→ EXERCISE DESCRIPTION
Look through the material below. Copy every line with the string "развёртке" in it.

→ ITEMS
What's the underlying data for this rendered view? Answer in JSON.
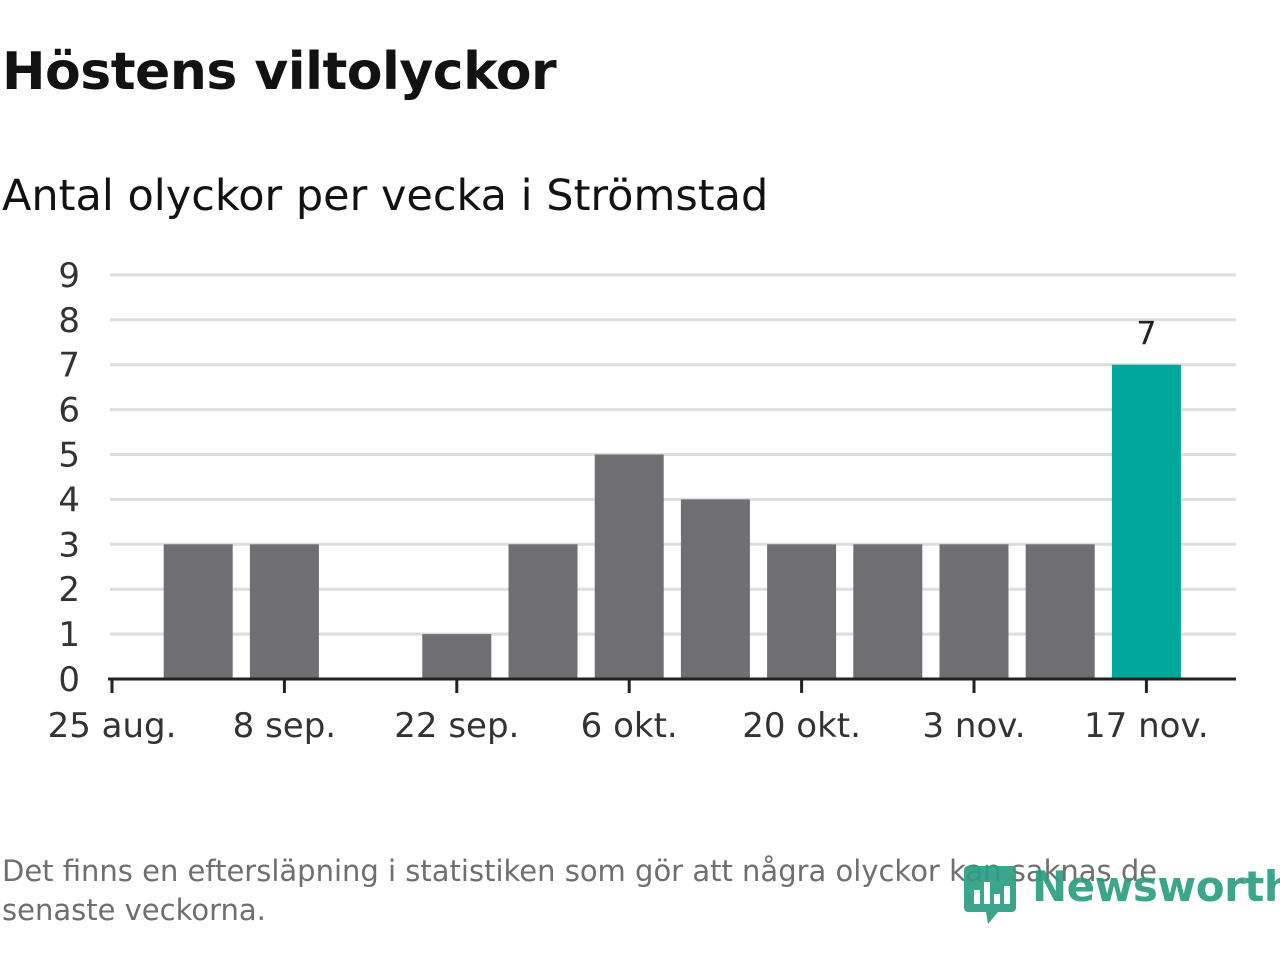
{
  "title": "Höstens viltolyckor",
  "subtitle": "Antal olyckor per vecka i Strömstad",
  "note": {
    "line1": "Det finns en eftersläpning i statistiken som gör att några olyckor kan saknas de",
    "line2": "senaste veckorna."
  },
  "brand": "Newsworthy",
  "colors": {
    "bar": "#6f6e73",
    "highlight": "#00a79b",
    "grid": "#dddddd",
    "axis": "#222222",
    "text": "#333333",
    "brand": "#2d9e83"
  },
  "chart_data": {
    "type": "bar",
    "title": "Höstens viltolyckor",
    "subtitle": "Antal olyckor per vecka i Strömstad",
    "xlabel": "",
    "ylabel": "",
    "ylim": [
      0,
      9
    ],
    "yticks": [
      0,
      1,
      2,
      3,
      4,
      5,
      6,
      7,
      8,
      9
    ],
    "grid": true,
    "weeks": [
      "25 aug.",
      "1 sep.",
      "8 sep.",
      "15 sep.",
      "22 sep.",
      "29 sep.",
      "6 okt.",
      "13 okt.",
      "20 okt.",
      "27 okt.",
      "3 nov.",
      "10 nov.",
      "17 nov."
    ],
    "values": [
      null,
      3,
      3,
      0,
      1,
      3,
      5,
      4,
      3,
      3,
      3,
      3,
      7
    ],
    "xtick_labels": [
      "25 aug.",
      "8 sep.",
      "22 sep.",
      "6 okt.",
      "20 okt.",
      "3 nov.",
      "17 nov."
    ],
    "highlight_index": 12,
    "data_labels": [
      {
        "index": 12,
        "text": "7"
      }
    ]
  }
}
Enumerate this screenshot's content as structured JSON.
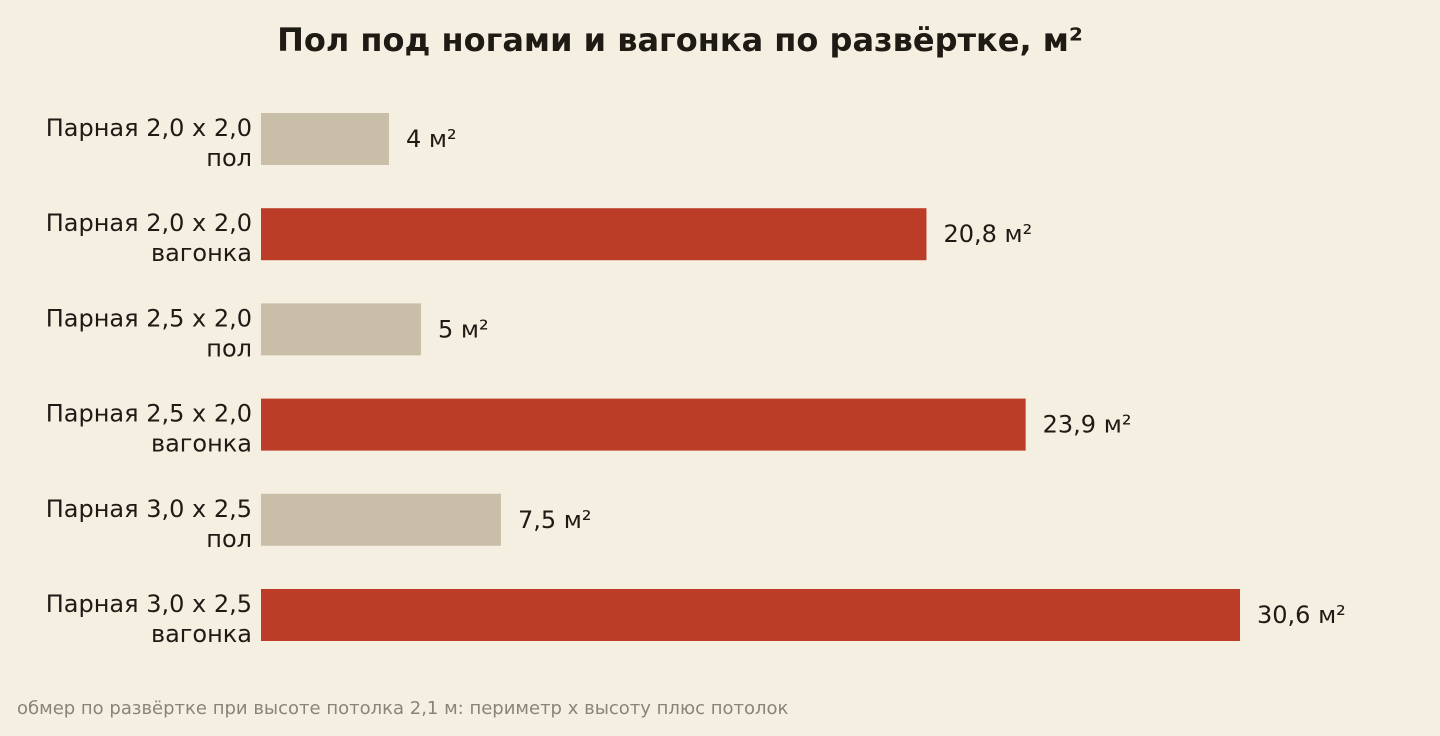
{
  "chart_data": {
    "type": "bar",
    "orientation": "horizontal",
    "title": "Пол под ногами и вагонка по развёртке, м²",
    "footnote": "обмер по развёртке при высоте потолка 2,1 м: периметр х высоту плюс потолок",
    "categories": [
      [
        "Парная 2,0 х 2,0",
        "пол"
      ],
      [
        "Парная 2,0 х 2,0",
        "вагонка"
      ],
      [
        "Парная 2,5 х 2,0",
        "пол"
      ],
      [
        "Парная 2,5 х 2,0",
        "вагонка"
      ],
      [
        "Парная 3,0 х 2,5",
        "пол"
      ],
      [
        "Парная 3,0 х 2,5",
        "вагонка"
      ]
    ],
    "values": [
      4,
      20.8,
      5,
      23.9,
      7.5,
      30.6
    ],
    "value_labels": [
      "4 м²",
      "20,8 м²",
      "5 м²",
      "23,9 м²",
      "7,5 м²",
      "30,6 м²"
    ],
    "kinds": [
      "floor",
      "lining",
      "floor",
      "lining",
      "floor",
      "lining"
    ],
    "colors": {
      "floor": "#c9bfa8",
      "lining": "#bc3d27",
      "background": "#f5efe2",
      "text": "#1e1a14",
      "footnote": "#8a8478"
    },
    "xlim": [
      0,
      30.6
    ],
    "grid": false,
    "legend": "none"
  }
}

--

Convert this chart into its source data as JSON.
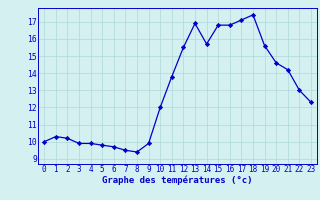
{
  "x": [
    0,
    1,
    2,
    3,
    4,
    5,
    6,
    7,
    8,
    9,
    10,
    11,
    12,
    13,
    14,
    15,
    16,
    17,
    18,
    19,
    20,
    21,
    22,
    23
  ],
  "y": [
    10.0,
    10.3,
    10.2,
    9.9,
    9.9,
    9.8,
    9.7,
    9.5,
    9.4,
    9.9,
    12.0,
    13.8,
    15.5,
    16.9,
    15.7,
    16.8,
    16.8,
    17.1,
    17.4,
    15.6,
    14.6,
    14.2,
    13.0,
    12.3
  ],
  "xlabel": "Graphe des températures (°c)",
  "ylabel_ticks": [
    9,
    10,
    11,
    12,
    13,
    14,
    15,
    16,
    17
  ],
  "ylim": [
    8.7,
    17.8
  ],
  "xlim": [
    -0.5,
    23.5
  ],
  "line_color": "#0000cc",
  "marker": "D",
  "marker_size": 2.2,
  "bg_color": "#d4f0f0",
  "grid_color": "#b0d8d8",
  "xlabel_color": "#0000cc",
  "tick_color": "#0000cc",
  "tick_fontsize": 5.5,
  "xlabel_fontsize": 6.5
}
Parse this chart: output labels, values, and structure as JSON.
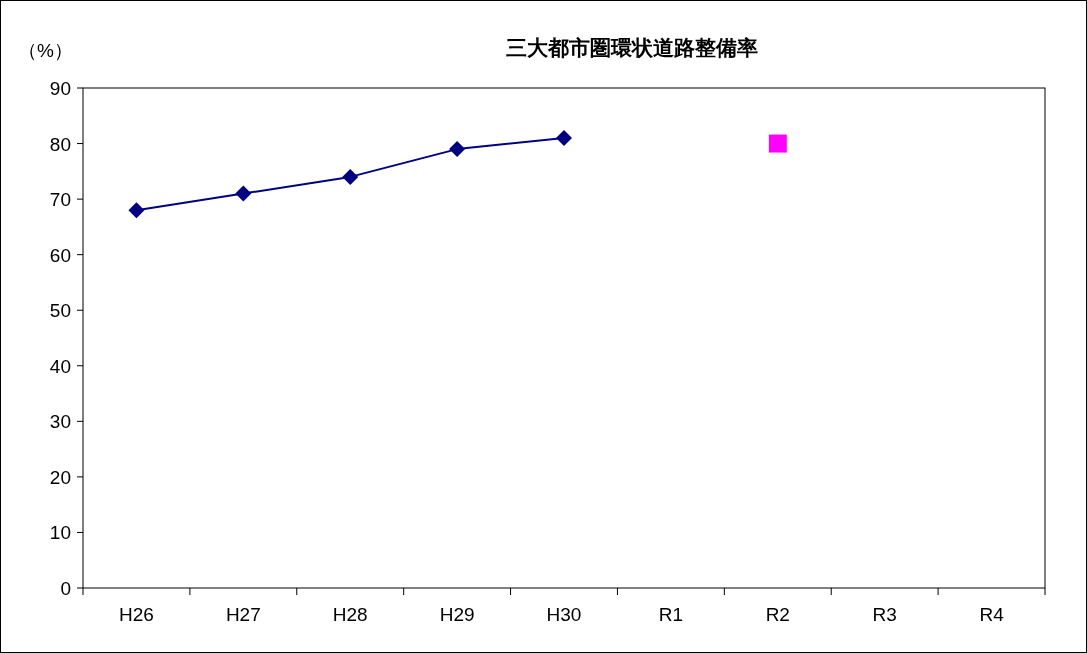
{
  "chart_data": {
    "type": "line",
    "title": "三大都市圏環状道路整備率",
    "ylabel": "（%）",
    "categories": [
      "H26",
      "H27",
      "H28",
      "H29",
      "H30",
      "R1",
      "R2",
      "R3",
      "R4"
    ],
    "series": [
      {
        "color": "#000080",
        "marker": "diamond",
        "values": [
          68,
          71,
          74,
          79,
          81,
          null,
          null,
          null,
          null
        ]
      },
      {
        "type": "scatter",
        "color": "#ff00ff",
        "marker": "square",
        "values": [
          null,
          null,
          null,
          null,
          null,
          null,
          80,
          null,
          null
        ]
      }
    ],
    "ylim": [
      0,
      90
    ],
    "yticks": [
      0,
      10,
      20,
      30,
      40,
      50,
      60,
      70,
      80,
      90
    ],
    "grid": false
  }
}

→ THE ANSWER
    "title": "Пол под ногами и вагонка по развёртке, м²",
    "footnote": "обмер по развёртке при высоте потолка 2,1 м: периметр х высоту плюс потолок",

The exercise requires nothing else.